Task description →
Look through the lines below and extract any with the word "được".

Entries →
++++++++++

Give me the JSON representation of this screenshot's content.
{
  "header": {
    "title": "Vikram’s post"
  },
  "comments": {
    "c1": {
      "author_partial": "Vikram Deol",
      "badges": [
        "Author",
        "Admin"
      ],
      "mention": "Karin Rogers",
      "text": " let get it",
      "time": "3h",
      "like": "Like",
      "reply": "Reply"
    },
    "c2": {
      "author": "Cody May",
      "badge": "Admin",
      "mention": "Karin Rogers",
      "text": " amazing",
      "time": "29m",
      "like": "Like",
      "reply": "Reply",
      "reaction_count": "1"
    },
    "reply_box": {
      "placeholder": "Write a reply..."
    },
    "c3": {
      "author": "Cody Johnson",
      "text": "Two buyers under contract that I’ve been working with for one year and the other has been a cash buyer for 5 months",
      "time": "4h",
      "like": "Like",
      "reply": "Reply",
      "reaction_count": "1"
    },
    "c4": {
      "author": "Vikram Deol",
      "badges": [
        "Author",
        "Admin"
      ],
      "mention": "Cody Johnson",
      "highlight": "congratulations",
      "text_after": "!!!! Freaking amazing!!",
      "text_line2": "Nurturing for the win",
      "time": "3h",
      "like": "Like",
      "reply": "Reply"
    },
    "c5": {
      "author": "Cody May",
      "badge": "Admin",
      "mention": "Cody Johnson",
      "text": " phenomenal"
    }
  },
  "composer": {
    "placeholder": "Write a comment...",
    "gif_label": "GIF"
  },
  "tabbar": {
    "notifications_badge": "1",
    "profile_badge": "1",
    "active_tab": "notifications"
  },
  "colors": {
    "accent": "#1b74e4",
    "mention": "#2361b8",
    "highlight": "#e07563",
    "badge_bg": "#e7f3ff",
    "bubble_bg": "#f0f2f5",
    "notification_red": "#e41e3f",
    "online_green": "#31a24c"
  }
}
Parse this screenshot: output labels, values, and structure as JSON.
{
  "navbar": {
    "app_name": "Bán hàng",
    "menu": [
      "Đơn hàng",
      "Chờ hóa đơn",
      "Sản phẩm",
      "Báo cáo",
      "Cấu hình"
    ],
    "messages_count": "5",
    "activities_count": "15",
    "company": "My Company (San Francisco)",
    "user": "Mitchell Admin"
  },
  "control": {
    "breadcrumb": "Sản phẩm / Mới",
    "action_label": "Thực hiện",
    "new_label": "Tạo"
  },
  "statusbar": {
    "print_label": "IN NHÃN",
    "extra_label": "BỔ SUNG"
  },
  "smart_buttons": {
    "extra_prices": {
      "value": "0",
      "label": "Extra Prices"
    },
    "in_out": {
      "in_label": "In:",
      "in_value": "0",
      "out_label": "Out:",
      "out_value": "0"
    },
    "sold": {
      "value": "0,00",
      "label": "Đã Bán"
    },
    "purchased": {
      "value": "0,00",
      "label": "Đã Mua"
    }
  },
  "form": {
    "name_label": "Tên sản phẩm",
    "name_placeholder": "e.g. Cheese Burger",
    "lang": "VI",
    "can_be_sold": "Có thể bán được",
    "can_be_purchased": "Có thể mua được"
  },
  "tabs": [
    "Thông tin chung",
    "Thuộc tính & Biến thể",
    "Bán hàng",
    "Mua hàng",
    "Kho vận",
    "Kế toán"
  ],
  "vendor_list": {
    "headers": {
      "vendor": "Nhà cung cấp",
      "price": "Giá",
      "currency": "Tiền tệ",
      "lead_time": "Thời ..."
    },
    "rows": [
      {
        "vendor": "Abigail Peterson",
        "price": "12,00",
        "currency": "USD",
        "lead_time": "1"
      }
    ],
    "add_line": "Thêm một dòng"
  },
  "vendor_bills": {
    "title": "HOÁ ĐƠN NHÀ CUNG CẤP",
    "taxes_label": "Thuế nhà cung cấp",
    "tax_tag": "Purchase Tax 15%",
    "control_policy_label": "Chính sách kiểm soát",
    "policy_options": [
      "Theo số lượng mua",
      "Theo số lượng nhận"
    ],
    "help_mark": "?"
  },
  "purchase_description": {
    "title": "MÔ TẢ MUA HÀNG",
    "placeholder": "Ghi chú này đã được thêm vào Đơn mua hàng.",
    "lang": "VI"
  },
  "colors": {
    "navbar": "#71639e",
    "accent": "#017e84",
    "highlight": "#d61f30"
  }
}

++++++++++

Written response →
    "can_be_sold": "Có thể bán được",
    "can_be_purchased": "Có thể mua được"
    "placeholder": "Ghi chú này đã được thêm vào Đơn mua hàng.",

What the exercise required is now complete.